* **Requirement**
Reply with one number: the count of lines in the listing that contain the string "description".

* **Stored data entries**
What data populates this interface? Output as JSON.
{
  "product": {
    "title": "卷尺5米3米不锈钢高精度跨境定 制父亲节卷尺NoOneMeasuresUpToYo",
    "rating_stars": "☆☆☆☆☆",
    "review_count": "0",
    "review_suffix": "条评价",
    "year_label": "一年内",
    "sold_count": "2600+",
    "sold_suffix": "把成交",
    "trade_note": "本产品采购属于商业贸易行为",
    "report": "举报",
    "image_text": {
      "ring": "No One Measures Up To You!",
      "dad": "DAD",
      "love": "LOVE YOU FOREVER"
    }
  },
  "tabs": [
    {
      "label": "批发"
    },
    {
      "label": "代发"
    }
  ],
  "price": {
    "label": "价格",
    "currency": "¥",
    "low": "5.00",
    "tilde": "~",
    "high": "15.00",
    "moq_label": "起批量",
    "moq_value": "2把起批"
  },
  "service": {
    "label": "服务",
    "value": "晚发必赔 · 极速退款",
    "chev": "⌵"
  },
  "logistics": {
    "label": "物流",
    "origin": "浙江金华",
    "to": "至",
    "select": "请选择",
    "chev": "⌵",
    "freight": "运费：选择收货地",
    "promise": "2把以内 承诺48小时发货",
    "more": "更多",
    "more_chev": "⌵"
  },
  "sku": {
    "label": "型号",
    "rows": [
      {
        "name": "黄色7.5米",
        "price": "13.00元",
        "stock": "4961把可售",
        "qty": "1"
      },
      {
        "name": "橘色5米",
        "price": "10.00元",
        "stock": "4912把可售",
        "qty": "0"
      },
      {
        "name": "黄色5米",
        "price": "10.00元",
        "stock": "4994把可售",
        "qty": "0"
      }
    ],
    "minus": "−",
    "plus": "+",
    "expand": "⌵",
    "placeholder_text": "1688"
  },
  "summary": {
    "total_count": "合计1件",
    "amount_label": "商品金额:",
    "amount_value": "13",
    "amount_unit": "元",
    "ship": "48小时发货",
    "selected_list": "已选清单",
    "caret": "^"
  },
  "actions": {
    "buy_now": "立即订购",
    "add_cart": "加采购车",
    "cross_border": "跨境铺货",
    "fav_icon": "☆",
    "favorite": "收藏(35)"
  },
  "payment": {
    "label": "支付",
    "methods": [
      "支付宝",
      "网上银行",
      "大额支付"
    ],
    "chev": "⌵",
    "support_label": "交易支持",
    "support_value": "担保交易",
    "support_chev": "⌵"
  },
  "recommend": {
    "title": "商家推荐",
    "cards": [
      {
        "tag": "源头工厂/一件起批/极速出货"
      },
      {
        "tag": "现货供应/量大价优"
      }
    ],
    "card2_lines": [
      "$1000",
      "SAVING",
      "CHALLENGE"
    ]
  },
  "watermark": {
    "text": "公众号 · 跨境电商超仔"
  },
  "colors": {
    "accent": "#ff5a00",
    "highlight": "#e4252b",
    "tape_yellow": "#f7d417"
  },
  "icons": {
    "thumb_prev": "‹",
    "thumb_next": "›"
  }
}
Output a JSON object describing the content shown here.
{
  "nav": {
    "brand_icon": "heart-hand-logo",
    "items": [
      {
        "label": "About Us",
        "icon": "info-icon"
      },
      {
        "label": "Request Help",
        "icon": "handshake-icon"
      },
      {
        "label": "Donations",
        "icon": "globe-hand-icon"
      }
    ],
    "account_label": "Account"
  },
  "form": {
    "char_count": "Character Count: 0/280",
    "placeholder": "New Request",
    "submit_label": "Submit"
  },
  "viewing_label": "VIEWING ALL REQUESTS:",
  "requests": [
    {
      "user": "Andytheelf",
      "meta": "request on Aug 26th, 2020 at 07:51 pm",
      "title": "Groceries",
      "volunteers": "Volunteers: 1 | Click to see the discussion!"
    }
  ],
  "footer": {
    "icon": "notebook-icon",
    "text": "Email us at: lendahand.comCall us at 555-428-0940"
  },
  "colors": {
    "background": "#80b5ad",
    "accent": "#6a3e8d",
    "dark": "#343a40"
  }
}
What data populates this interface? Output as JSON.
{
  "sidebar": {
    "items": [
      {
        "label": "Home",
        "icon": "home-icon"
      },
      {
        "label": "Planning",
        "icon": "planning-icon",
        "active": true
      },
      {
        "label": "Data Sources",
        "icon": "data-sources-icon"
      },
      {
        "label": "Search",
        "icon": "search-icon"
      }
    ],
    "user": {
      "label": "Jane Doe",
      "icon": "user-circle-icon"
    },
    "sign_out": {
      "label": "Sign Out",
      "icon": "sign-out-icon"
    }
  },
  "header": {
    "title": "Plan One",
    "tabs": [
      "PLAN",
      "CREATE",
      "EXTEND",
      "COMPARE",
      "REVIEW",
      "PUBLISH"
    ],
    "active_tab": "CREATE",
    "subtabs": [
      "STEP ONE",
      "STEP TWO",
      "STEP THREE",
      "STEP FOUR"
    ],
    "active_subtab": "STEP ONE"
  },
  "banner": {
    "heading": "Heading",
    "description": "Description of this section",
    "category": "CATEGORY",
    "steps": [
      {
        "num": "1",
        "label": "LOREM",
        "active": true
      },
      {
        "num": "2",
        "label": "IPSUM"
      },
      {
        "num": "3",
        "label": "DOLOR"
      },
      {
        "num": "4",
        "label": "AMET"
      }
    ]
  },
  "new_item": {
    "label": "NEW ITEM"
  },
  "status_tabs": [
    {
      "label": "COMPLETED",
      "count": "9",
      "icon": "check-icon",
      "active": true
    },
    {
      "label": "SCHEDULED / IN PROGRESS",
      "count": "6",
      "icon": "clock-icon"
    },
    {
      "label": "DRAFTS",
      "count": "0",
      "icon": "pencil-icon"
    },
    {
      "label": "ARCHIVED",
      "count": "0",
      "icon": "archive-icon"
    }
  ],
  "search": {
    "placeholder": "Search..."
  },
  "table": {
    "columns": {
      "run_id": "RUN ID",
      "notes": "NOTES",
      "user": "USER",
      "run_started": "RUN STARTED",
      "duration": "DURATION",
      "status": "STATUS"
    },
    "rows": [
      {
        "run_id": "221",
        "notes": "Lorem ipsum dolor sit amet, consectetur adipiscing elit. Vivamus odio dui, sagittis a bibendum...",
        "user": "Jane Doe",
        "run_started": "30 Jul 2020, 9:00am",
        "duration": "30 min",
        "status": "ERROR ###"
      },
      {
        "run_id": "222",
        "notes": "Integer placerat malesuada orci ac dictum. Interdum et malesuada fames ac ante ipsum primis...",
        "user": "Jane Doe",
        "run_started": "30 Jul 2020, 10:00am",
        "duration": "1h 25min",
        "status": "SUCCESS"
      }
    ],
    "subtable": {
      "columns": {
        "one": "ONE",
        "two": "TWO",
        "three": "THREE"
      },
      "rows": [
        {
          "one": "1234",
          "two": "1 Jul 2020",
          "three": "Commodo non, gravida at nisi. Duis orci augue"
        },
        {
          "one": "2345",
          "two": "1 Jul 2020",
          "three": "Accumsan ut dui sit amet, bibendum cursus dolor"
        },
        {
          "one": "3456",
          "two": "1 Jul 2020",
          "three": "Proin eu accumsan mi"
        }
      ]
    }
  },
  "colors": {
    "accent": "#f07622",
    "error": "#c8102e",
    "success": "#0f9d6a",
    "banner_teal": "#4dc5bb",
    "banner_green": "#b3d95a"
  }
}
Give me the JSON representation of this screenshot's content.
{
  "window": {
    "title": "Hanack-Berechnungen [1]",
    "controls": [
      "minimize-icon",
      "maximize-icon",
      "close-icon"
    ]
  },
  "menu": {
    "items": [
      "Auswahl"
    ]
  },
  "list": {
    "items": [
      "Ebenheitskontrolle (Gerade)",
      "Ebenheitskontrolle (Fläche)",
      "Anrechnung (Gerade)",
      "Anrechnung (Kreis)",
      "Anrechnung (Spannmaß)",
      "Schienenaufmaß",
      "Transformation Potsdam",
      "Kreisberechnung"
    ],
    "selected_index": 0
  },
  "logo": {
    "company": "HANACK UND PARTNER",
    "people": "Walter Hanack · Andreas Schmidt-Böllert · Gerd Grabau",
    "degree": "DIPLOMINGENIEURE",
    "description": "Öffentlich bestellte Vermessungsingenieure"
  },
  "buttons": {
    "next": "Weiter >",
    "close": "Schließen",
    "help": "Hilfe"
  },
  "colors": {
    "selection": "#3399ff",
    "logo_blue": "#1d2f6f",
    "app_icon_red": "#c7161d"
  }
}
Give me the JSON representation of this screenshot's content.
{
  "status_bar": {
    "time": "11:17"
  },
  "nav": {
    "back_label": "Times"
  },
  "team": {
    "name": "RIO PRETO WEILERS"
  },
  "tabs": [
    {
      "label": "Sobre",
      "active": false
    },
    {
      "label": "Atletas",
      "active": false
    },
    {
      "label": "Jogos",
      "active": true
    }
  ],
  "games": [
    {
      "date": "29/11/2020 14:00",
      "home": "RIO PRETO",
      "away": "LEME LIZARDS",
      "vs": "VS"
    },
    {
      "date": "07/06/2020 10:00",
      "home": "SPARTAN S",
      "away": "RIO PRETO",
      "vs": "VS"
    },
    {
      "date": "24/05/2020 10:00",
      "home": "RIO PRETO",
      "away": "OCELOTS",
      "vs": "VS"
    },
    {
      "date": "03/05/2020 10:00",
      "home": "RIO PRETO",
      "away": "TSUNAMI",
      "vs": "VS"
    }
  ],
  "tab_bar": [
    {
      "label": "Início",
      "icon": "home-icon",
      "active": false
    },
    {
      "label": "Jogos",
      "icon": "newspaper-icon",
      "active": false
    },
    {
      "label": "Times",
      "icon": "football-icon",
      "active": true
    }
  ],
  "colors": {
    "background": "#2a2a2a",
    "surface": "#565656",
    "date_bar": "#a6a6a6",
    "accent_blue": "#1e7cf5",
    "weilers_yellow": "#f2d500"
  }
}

* **Exercise response**
2